▸ Given text
Re: [PATCH v2] sched/fair: limit sched slice duration

Posted by Vincent Guittot 3 years, 6 months ago

On Thu, 29 Sept 2022 at 18:14, Peter Zijlstra <peterz@infradead.org> wrote:
>
> On Fri, Sep 16, 2022 at 03:15:38PM +0200, Vincent Guittot wrote:
> > In presence of a lot of small weight tasks like sched_idle tasks, normal
> > or high weight tasks can see their ideal runtime (sched_slice) to increase
> > to hundreds ms whereas it normally stays below sysctl_sched_latency.
> >
> > 2 normal tasks running on a CPU will have a max sched_slice of 12ms
> > (half of the sched_period). This means that they will make progress
> > every sysctl_sched_latency period.
> >
> > If we now add 1000 idle tasks on the CPU, the sched_period becomes
> > 3006 ms and the ideal runtime of the normal tasks becomes 609 ms.
> > It will even become 1500ms if the idle tasks belongs to an idle cgroup.
> > This means that the scheduler will look for picking another waiting task
> > after 609ms running time (1500ms respectively). The idle tasks change
> > significantly the way the 2 normal tasks interleave their running time
> > slot whereas they should have a small impact.
> >
> > Such long sched_slice can delay significantly the release of resources
> > as the tasks can wait hundreds of ms before the next running slot just
> > because of idle tasks queued on the rq.
> >
> > Cap the ideal_runtime to the weighted version of sysctl_sched_latency when
> > comparing with the vruntime of the next waiting task to make sure that
> > tasks will regularly make progress and will not be significantly impacted
> > by idle/background tasks queued on the rq.
> >
> > Signed-off-by: Vincent Guittot <vincent.guittot@linaro.org>
> > ---
> >
> > I have kept the test if (delta < 0) as calc_delta_fair() can't handle negative
> > value.
> >
> > Change since v1:
> >   - the first 3 patches have been already queued
> >   - use the weight of curr to scale sysctl_sched_latency before capping
> >     the ideal_runtime so we can compare vruntime values.
> >
> >  kernel/sched/fair.c | 2 ++
> >  1 file changed, 2 insertions(+)
> >
> > diff --git a/kernel/sched/fair.c b/kernel/sched/fair.c
> > index 5ffec4370602..ba451bb25929 100644
> > --- a/kernel/sched/fair.c
> > +++ b/kernel/sched/fair.c
> > @@ -4610,6 +4610,8 @@ check_preempt_tick(struct cfs_rq *cfs_rq, struct sched_entity *curr)
> >       if (delta < 0)
> >               return;
> >
> > +     ideal_runtime = min_t(u64, ideal_runtime,
> > +                                calc_delta_fair(sysctl_sched_latency, curr));
> >       if (delta > ideal_runtime)
> >               resched_curr(rq_of(cfs_rq));
> >  }
>
> Since I'm suffering from a cold and constant interruptions I had to
> write down my thinking and ended up with the below.
>
> Does that make sense or did I go sideways somewhere (entirely possible).

▸ Source data
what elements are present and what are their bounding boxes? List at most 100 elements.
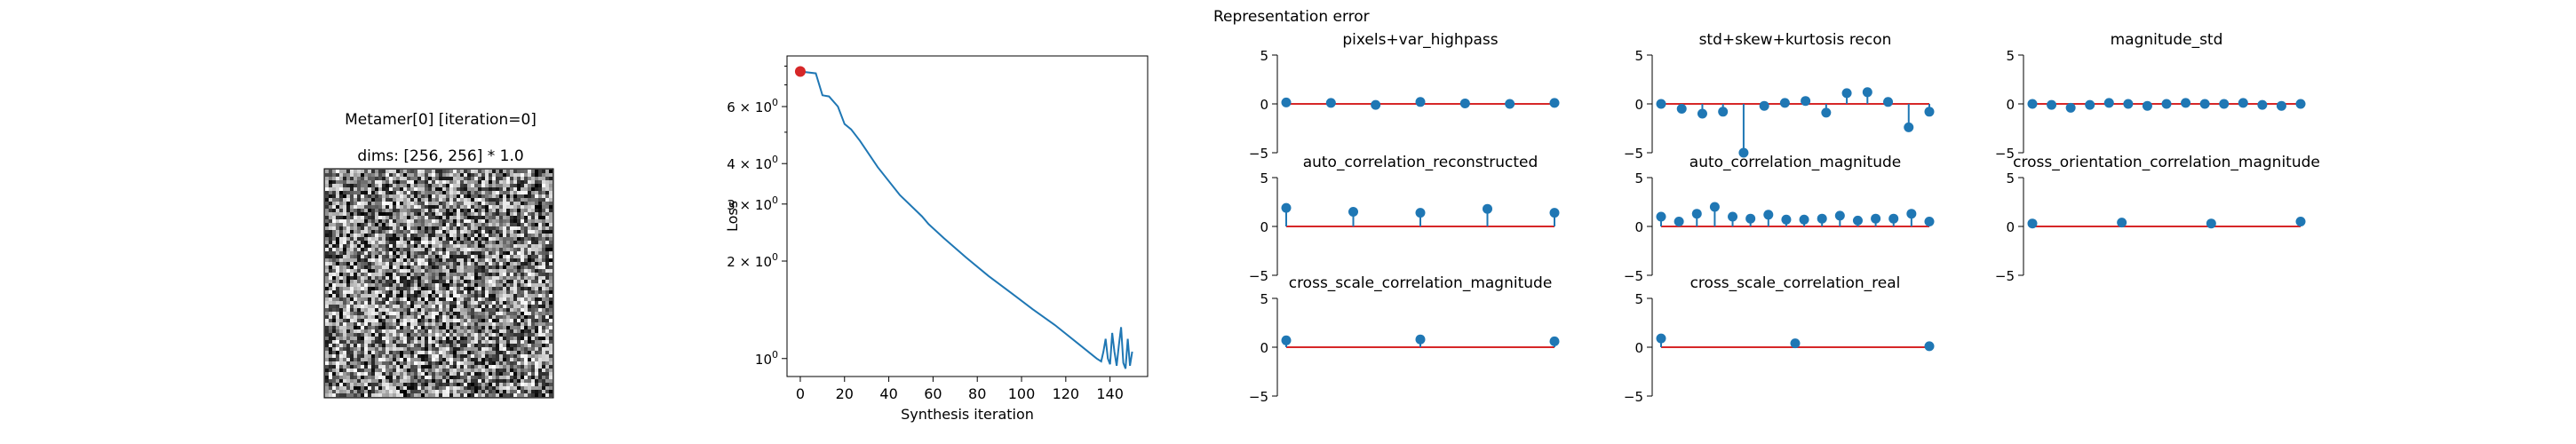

▸ Tasks to complete
A - List every specific duration in milliseconds that the scheduler patch thread gives, counting each value only once.
B - Write the next part of the scheduler patch thread, picking up right after its last line.

▸ Exercise responses
A - 12 ms, 3006 ms, 609 ms, 1500 ms

B -
>
> ---
> diff --git a/kernel/sched/fair.c b/kernel/sched/fair.c
> index 5ffec4370602..2b218167fadf 100644
> --- a/kernel/sched/fair.c
> +++ b/kernel/sched/fair.c
> @@ -4575,17 +4575,33 @@ dequeue_entity(struct cfs_rq *cfs_rq, struct sched_entity *se, int flags)
>  }
>
>  /*
> - * Preempt the current task with a newly woken task if needed:
> + * Tick driven preemption; preempt the task if it has ran long enough.
> + * Allows other tasks to have a go.
>   */
>  static void
>  check_preempt_tick(struct cfs_rq *cfs_rq, struct sched_entity *curr)
>  {
> -       unsigned long ideal_runtime, delta_exec;
>         struct sched_entity *se;
> -       s64 delta;
> +       s64 delta, delta_exec;
> +       u64 ideal_runtime;
>
> -       ideal_runtime = sched_slice(cfs_rq, curr);
> +       /* How long has this task been on the CPU for [walltime]. */
>         delta_exec = curr->sum_exec_runtime - curr->prev_sum_exec_runtime;
> +
> +       /*
> +        * Ensure that a task that missed wakeup preemption by a
> +        * narrow margin doesn't have to wait for a full slice.
> +        * This also mitigates buddy induced latencies under load.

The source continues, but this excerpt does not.